> _Given task_
Copy every line of the data in which the word "Roma" occurs.

..............................

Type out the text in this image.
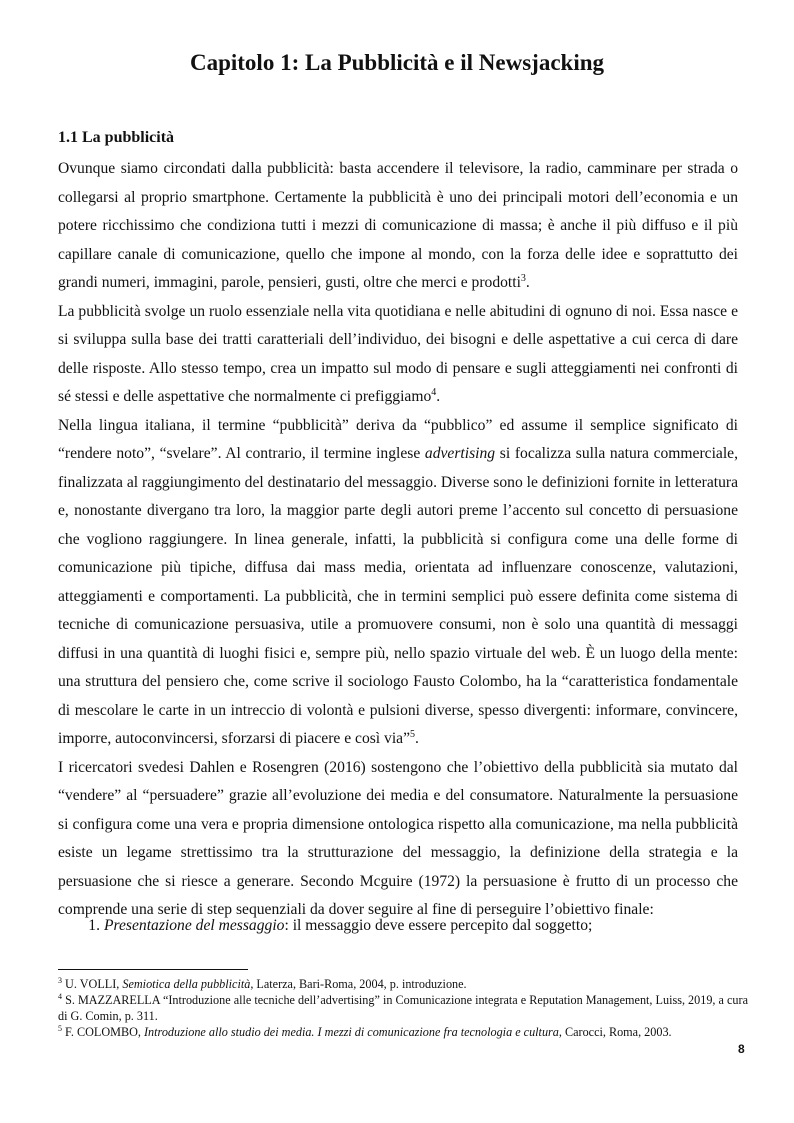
Capitolo 1: La Pubblicità e il Newsjacking
1.1 La pubblicità

Ovunque siamo circondati dalla pubblicità: basta accendere il televisore, la radio, camminare per strada o collegarsi al proprio smartphone. Certamente la pubblicità è uno dei principali motori dell’economia e un potere ricchissimo che condiziona tutti i mezzi di comunicazione di massa; è anche il più diffuso e il più capillare canale di comunicazione, quello che impone al mondo, con la forza delle idee e soprattutto dei grandi numeri, immagini, parole, pensieri, gusti, oltre che merci e prodotti$^3$.

La pubblicità svolge un ruolo essenziale nella vita quotidiana e nelle abitudini di ognuno di noi. Essa nasce e si sviluppa sulla base dei tratti caratteriali dell’individuo, dei bisogni e delle aspettative a cui cerca di dare delle risposte. Allo stesso tempo, crea un impatto sul modo di pensare e sugli atteggiamenti nei confronti di sé stessi e delle aspettative che normalmente ci prefiggiamo$^4$.

Nella lingua italiana, il termine “pubblicità” deriva da “pubblico” ed assume il semplice significato di “rendere noto”, “svelare”. Al contrario, il termine inglese advertising si focalizza sulla natura commerciale, finalizzata al raggiungimento del destinatario del messaggio. Diverse sono le definizioni fornite in letteratura e, nonostante divergano tra loro, la maggior parte degli autori preme l’accento sul concetto di persuasione che vogliono raggiungere. In linea generale, infatti, la pubblicità si configura come una delle forme di comunicazione più tipiche, diffusa dai mass media, orientata ad influenzare conoscenze, valutazioni, atteggiamenti e comportamenti. La pubblicità, che in termini semplici può essere definita come sistema di tecniche di comunicazione persuasiva, utile a promuovere consumi, non è solo una quantità di messaggi diffusi in una quantità di luoghi fisici e, sempre più, nello spazio virtuale del web. È un luogo della mente: una struttura del pensiero che, come scrive il sociologo Fausto Colombo, ha la “caratteristica fondamentale di mescolare le carte in un intreccio di volontà e pulsioni diverse, spesso divergenti: informare, convincere, imporre, autoconvincersi, sforzarsi di piacere e così via”$^5$.

I ricercatori svedesi Dahlen e Rosengren (2016) sostengono che l’obiettivo della pubblicità sia mutato dal “vendere” al “persuadere” grazie all’evoluzione dei media e del consumatore. Naturalmente la persuasione si configura come una vera e propria dimensione ontologica rispetto alla comunicazione, ma nella pubblicità esiste un legame strettissimo tra la strutturazione del messaggio, la definizione della strategia e la persuasione che si riesce a generare. Secondo Mcguire (1972) la persuasione è frutto di un processo che comprende una serie di step sequenziali da dover seguire al fine di perseguire l’obiettivo finale:

1. Presentazione del messaggio: il messaggio deve essere percepito dal soggetto;

$^3$ U. VOLLI, Semiotica della pubblicità, Laterza, Bari-Roma, 2004, p. introduzione.

$^4$ S. MAZZARELLA “Introduzione alle tecniche dell’advertising” in Comunicazione integrata e Reputation Management, Luiss, 2019, a cura di G. Comin, p. 311.

$^5$ F. COLOMBO, Introduzione allo studio dei media. I mezzi di comunicazione fra tecnologia e cultura, Carocci, Roma, 2003.

8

..............................

> _Output of the exercise_
$^3$ U. VOLLI, Semiotica della pubblicità, Laterza, Bari-Roma, 2004, p. introduzione.
$^5$ F. COLOMBO, Introduzione allo studio dei media. I mezzi di comunicazione fra tecnologia e cultura, Carocci, Roma, 2003.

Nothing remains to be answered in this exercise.